**Recorded data**
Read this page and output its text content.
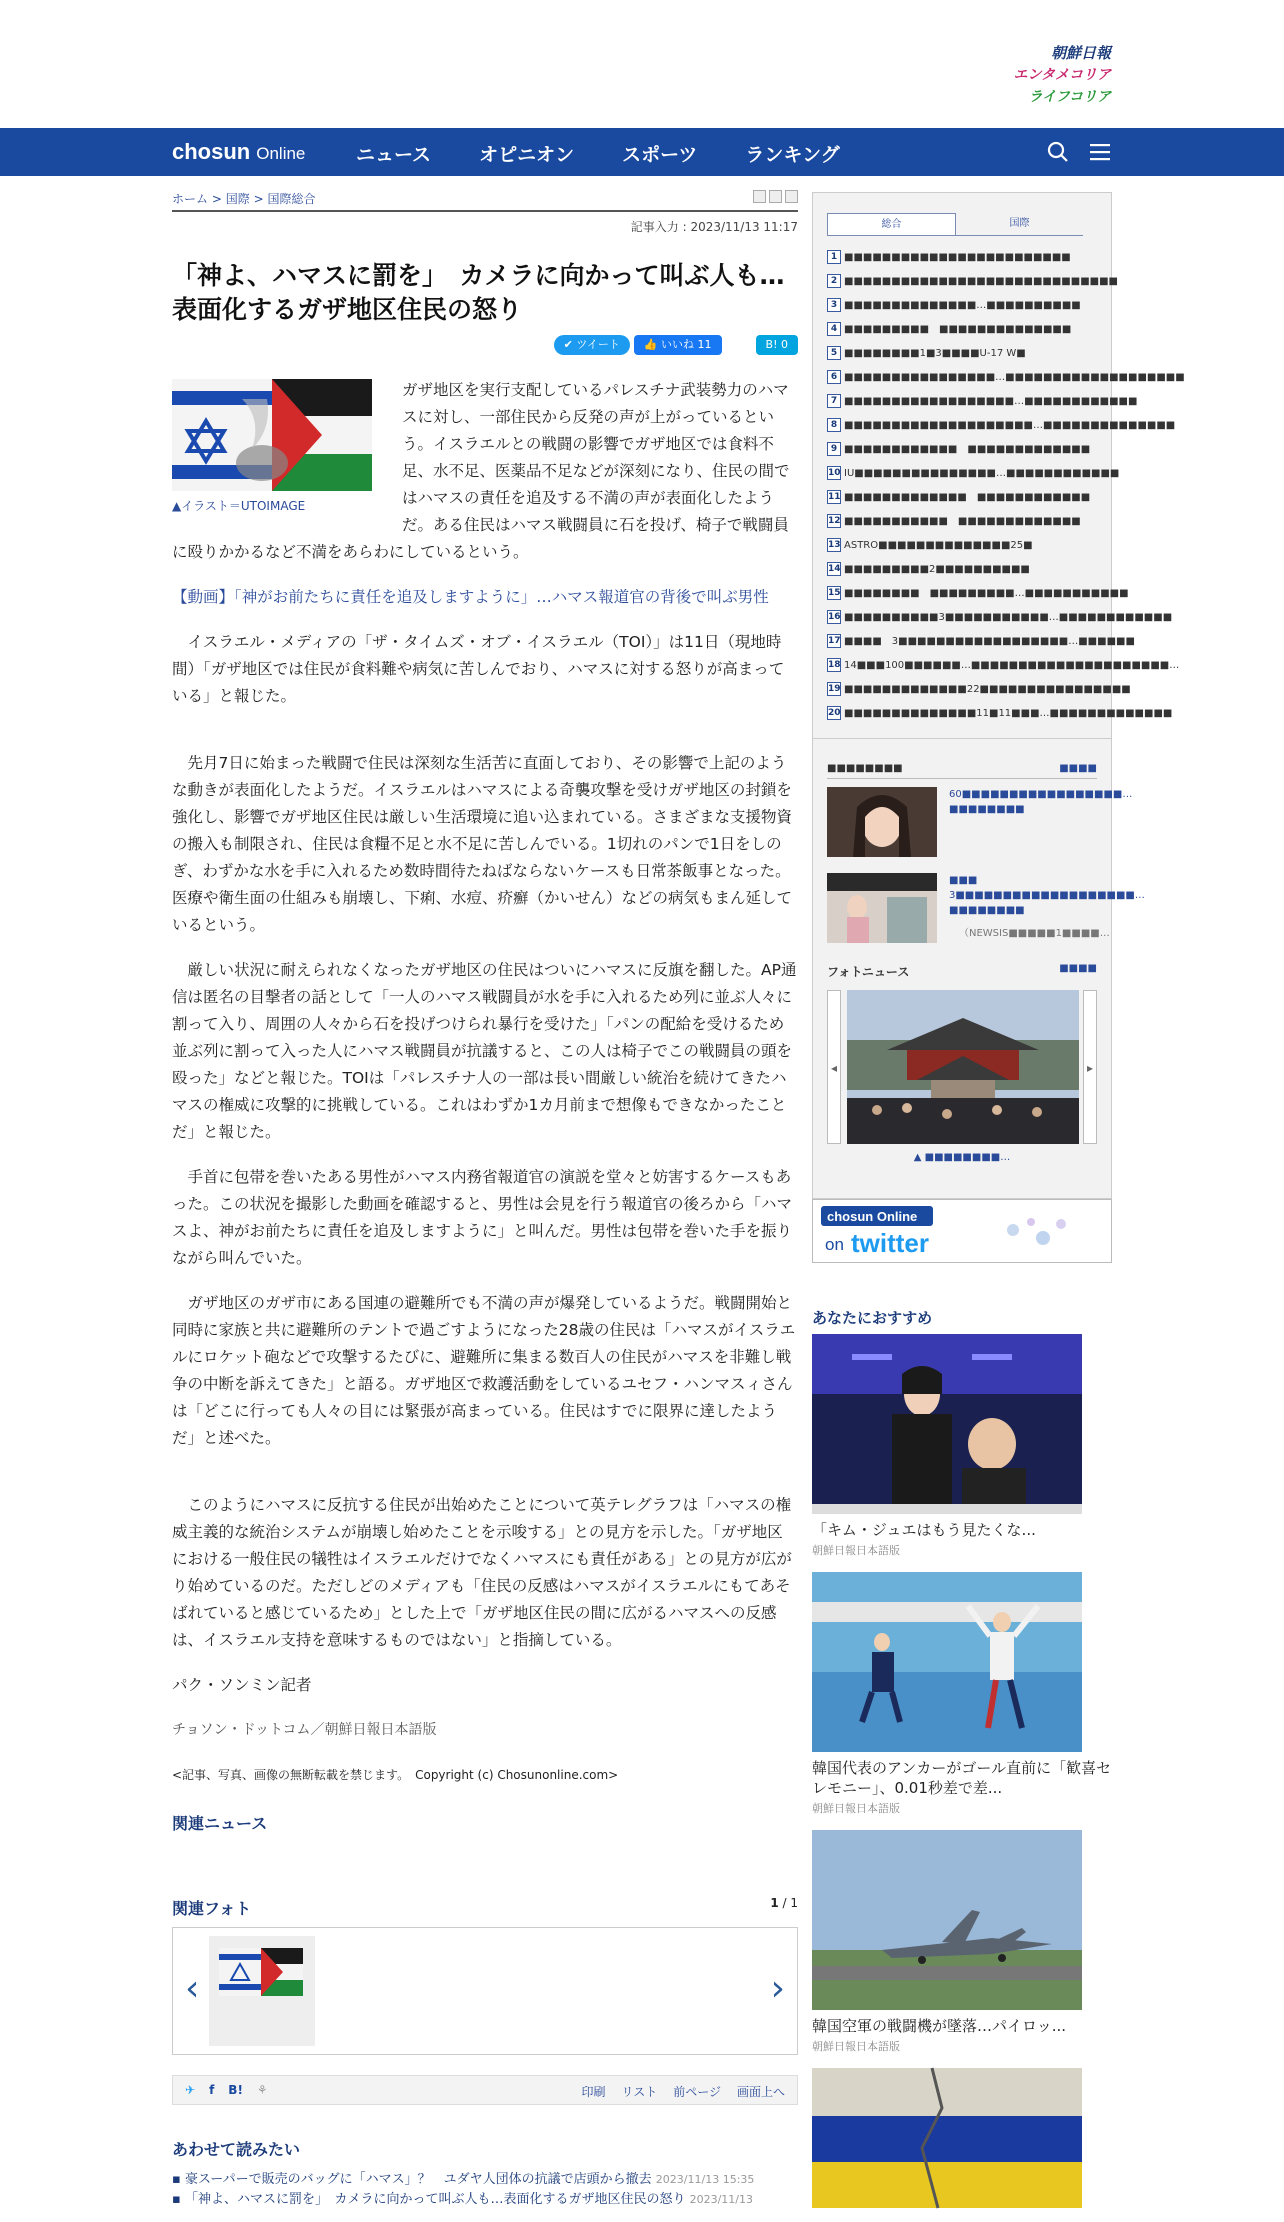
朝鮮日報
エンタメコリア
ライフコリア
chosun Online	ニュース	オピニオン	スポーツ	ランキング
ホーム > 国際 > 国際総合
記事入力 : 2023/11/13 11:17
「神よ、ハマスに罰を」　カメラに向かって叫ぶ人も…表面化するガザ地区住民の怒り
✔ ツイート	👍 いいね 11	B! 0
▲イラスト＝UTOIMAGE

ガザ地区を実行支配しているパレスチナ武装勢力のハマスに対し、一部住民から反発の声が上がっているという。イスラエルとの戦闘の影響でガザ地区では食料不足、水不足、医薬品不足などが深刻になり、住民の間ではハマスの責任を追及する不満の声が表面化したようだ。ある住民はハマス戦闘員に石を投げ、椅子で戦闘員に殴りかかるなど不満をあらわにしているという。

【動画】「神がお前たちに責任を追及しますように」…ハマス報道官の背後で叫ぶ男性

イスラエル・メディアの「ザ・タイムズ・オブ・イスラエル（TOI）」は11日（現地時間）「ガザ地区では住民が食料難や病気に苦しんでおり、ハマスに対する怒りが高まっている」と報じた。

先月7日に始まった戦闘で住民は深刻な生活苦に直面しており、その影響で上記のような動きが表面化したようだ。イスラエルはハマスによる奇襲攻撃を受けガザ地区の封鎖を強化し、影響でガザ地区住民は厳しい生活環境に追い込まれている。さまざまな支援物資の搬入も制限され、住民は食糧不足と水不足に苦しんでいる。1切れのパンで1日をしのぎ、わずかな水を手に入れるため数時間待たねばならないケースも日常茶飯事となった。医療や衛生面の仕組みも崩壊し、下痢、水痘、疥癬（かいせん）などの病気もまん延しているという。

厳しい状況に耐えられなくなったガザ地区の住民はついにハマスに反旗を翻した。AP通信は匿名の目撃者の話として「一人のハマス戦闘員が水を手に入れるため列に並ぶ人々に割って入り、周囲の人々から石を投げつけられ暴行を受けた」「パンの配給を受けるため並ぶ列に割って入った人にハマス戦闘員が抗議すると、この人は椅子でこの戦闘員の頭を殴った」などと報じた。TOIは「パレスチナ人の一部は長い間厳しい統治を続けてきたハマスの権威に攻撃的に挑戦している。これはわずか1カ月前まで想像もできなかったことだ」と報じた。

手首に包帯を巻いたある男性がハマス内務省報道官の演説を堂々と妨害するケースもあった。この状況を撮影した動画を確認すると、男性は会見を行う報道官の後ろから「ハマスよ、神がお前たちに責任を追及しますように」と叫んだ。男性は包帯を巻いた手を振りながら叫んでいた。

ガザ地区のガザ市にある国連の避難所でも不満の声が爆発しているようだ。戦闘開始と同時に家族と共に避難所のテントで過ごすようになった28歳の住民は「ハマスがイスラエルにロケット砲などで攻撃するたびに、避難所に集まる数百人の住民がハマスを非難し戦争の中断を訴えてきた」と語る。ガザ地区で救護活動をしているユセフ・ハンマスィさんは「どこに行っても人々の目には緊張が高まっている。住民はすでに限界に達したようだ」と述べた。

このようにハマスに反抗する住民が出始めたことについて英テレグラフは「ハマスの権威主義的な統治システムが崩壊し始めたことを示唆する」との見方を示した。「ガザ地区における一般住民の犠牲はイスラエルだけでなくハマスにも責任がある」との見方が広がり始めているのだ。ただしどのメディアも「住民の反感はハマスがイスラエルにもてあそばれていると感じているため」とした上で「ガザ地区住民の間に広がるハマスへの反感は、イスラエル支持を意味するものではない」と指摘している。

パク・ソンミン記者

チョソン・ドットコム／朝鮮日報日本語版

<記事、写真、画像の無断転載を禁じます。　Copyright (c) Chosunonline.com>

関連ニュース
関連フォト	1 / 1
‹	›
✈ f B! ⚘	印刷 リスト 前ページ 画面上へ
あわせて読みたい
▪ 豪スーパーで販売のバッグに「ハマス」？　ユダヤ人団体の抗議で店頭から撤去 2023/11/13 15:35
▪ 「神よ、ハマスに罰を」　カメラに向かって叫ぶ人も…表面化するガザ地区住民の怒り 2023/11/13
総合	国際
1 ■■■■■■■■■■■■■■■■■■■■■■■■
2 ■■■■■■■■■■■■■■■■■■■■■■■■■■■■■
3 ■■■■■■■■■■■■■■…■■■■■■■■■■
4 ■■■■■■■■■　■■■■■■■■■■■■■■
5 ■■■■■■■■1■3■■■■U-17 W■
6 ■■■■■■■■■■■■■■■■…■■■■■■■■■■■■■■■■■■■
7 ■■■■■■■■■■■■■■■■■■…■■■■■■■■■■■■
8 ■■■■■■■■■■■■■■■■■■■■…■■■■■■■■■■■■■■
9 ■■■■■■■■■■■■　■■■■■■■■■■■■■
10 IU■■■■■■■■■■■■■■■…■■■■■■■■■■■■
11 ■■■■■■■■■■■■■　■■■■■■■■■■■■
12 ■■■■■■■■■■■　■■■■■■■■■■■■■
13 ASTRO■■■■■■■■■■■■■■25■
14 ■■■■■■■■■2■■■■■■■■■■
15 ■■■■■■■■　■■■■■■■■■…■■■■■■■■■■■
16 ■■■■■■■■■■3■■■■■■■■■■■…■■■■■■■■■■■■
17 ■■■■　3■■■■■■■■■■■■■■■■■■…■■■■■■
18 14■■■100■■■■■■…■■■■■■■■■■■■■■■■■■■■■…
19 ■■■■■■■■■■■■■22■■■■■■■■■■■■■■■■
20 ■■■■■■■■■■■■■■11■11■■■…■■■■■■■■■■■■■
■■■■■■■■	■■■■
60■■■■■■■■■■■■■■■■■…■■■■■■■■
■■■　3■■■■■■■■■■■■■■■■■■■…■■■■■■■■
（NEWSIS■■■■■1■■■■…
フォトニュース	■■■■
◂	▸
▲ ■■■■■■■■…
chosun Online
on twitter
あなたにおすすめ
「キム・ジュエはもう見たくな...
朝鮮日報日本語版
韓国代表のアンカーがゴール直前に「歓喜セレモニー」、0.01秒差で差...
朝鮮日報日本語版
韓国空軍の戦闘機が墜落…パイロッ...
朝鮮日報日本語版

**What this task involves**
Transcribe every entry above exactly. Omit all pictures.

**Expected answer**
Read this page and output its text content.
朝鮮日報
エンタメコリア
ライフコリア
chosun Online	ニュース	オピニオン	スポーツ	ランキング
ホーム > 国際 > 国際総合
記事入力 : 2023/11/13 11:17
「神よ、ハマスに罰を」　カメラに向かって叫ぶ人も…表面化するガザ地区住民の怒り
✔ ツイート	👍 いいね 11	B! 0
▲イラスト＝UTOIMAGE

ガザ地区を実行支配しているパレスチナ武装勢力のハマスに対し、一部住民から反発の声が上がっているという。イスラエルとの戦闘の影響でガザ地区では食料不足、水不足、医薬品不足などが深刻になり、住民の間ではハマスの責任を追及する不満の声が表面化したようだ。ある住民はハマス戦闘員に石を投げ、椅子で戦闘員に殴りかかるなど不満をあらわにしているという。

【動画】「神がお前たちに責任を追及しますように」…ハマス報道官の背後で叫ぶ男性

イスラエル・メディアの「ザ・タイムズ・オブ・イスラエル（TOI）」は11日（現地時間）「ガザ地区では住民が食料難や病気に苦しんでおり、ハマスに対する怒りが高まっている」と報じた。

先月7日に始まった戦闘で住民は深刻な生活苦に直面しており、その影響で上記のような動きが表面化したようだ。イスラエルはハマスによる奇襲攻撃を受けガザ地区の封鎖を強化し、影響でガザ地区住民は厳しい生活環境に追い込まれている。さまざまな支援物資の搬入も制限され、住民は食糧不足と水不足に苦しんでいる。1切れのパンで1日をしのぎ、わずかな水を手に入れるため数時間待たねばならないケースも日常茶飯事となった。医療や衛生面の仕組みも崩壊し、下痢、水痘、疥癬（かいせん）などの病気もまん延しているという。

厳しい状況に耐えられなくなったガザ地区の住民はついにハマスに反旗を翻した。AP通信は匿名の目撃者の話として「一人のハマス戦闘員が水を手に入れるため列に並ぶ人々に割って入り、周囲の人々から石を投げつけられ暴行を受けた」「パンの配給を受けるため並ぶ列に割って入った人にハマス戦闘員が抗議すると、この人は椅子でこの戦闘員の頭を殴った」などと報じた。TOIは「パレスチナ人の一部は長い間厳しい統治を続けてきたハマスの権威に攻撃的に挑戦している。これはわずか1カ月前まで想像もできなかったことだ」と報じた。

手首に包帯を巻いたある男性がハマス内務省報道官の演説を堂々と妨害するケースもあった。この状況を撮影した動画を確認すると、男性は会見を行う報道官の後ろから「ハマスよ、神がお前たちに責任を追及しますように」と叫んだ。男性は包帯を巻いた手を振りながら叫んでいた。

ガザ地区のガザ市にある国連の避難所でも不満の声が爆発しているようだ。戦闘開始と同時に家族と共に避難所のテントで過ごすようになった28歳の住民は「ハマスがイスラエルにロケット砲などで攻撃するたびに、避難所に集まる数百人の住民がハマスを非難し戦争の中断を訴えてきた」と語る。ガザ地区で救護活動をしているユセフ・ハンマスィさんは「どこに行っても人々の目には緊張が高まっている。住民はすでに限界に達したようだ」と述べた。

このようにハマスに反抗する住民が出始めたことについて英テレグラフは「ハマスの権威主義的な統治システムが崩壊し始めたことを示唆する」との見方を示した。「ガザ地区における一般住民の犠牲はイスラエルだけでなくハマスにも責任がある」との見方が広がり始めているのだ。ただしどのメディアも「住民の反感はハマスがイスラエルにもてあそばれていると感じているため」とした上で「ガザ地区住民の間に広がるハマスへの反感は、イスラエル支持を意味するものではない」と指摘している。

パク・ソンミン記者

チョソン・ドットコム／朝鮮日報日本語版

<記事、写真、画像の無断転載を禁じます。　Copyright (c) Chosunonline.com>

関連ニュース
関連フォト	1 / 1
‹	›
✈ f B! ⚘	印刷 リスト 前ページ 画面上へ
あわせて読みたい
▪ 豪スーパーで販売のバッグに「ハマス」？　ユダヤ人団体の抗議で店頭から撤去 2023/11/13 15:35
▪ 「神よ、ハマスに罰を」　カメラに向かって叫ぶ人も…表面化するガザ地区住民の怒り 2023/11/13
総合	国際
1 ■■■■■■■■■■■■■■■■■■■■■■■■
2 ■■■■■■■■■■■■■■■■■■■■■■■■■■■■■
3 ■■■■■■■■■■■■■■…■■■■■■■■■■
4 ■■■■■■■■■　■■■■■■■■■■■■■■
5 ■■■■■■■■1■3■■■■U-17 W■
6 ■■■■■■■■■■■■■■■■…■■■■■■■■■■■■■■■■■■■
7 ■■■■■■■■■■■■■■■■■■…■■■■■■■■■■■■
8 ■■■■■■■■■■■■■■■■■■■■…■■■■■■■■■■■■■■
9 ■■■■■■■■■■■■　■■■■■■■■■■■■■
10 IU■■■■■■■■■■■■■■■…■■■■■■■■■■■■
11 ■■■■■■■■■■■■■　■■■■■■■■■■■■
12 ■■■■■■■■■■■　■■■■■■■■■■■■■
13 ASTRO■■■■■■■■■■■■■■25■
14 ■■■■■■■■■2■■■■■■■■■■
15 ■■■■■■■■　■■■■■■■■■…■■■■■■■■■■■
16 ■■■■■■■■■■3■■■■■■■■■■■…■■■■■■■■■■■■
17 ■■■■　3■■■■■■■■■■■■■■■■■■…■■■■■■
18 14■■■100■■■■■■…■■■■■■■■■■■■■■■■■■■■■…
19 ■■■■■■■■■■■■■22■■■■■■■■■■■■■■■■
20 ■■■■■■■■■■■■■■11■11■■■…■■■■■■■■■■■■■
■■■■■■■■	■■■■
60■■■■■■■■■■■■■■■■■…■■■■■■■■
■■■　3■■■■■■■■■■■■■■■■■■■…■■■■■■■■
（NEWSIS■■■■■1■■■■…
フォトニュース	■■■■
◂	▸
▲ ■■■■■■■■…
chosun Online
on twitter
あなたにおすすめ
「キム・ジュエはもう見たくな...
朝鮮日報日本語版
韓国代表のアンカーがゴール直前に「歓喜セレモニー」、0.01秒差で差...
朝鮮日報日本語版
韓国空軍の戦闘機が墜落…パイロッ...
朝鮮日報日本語版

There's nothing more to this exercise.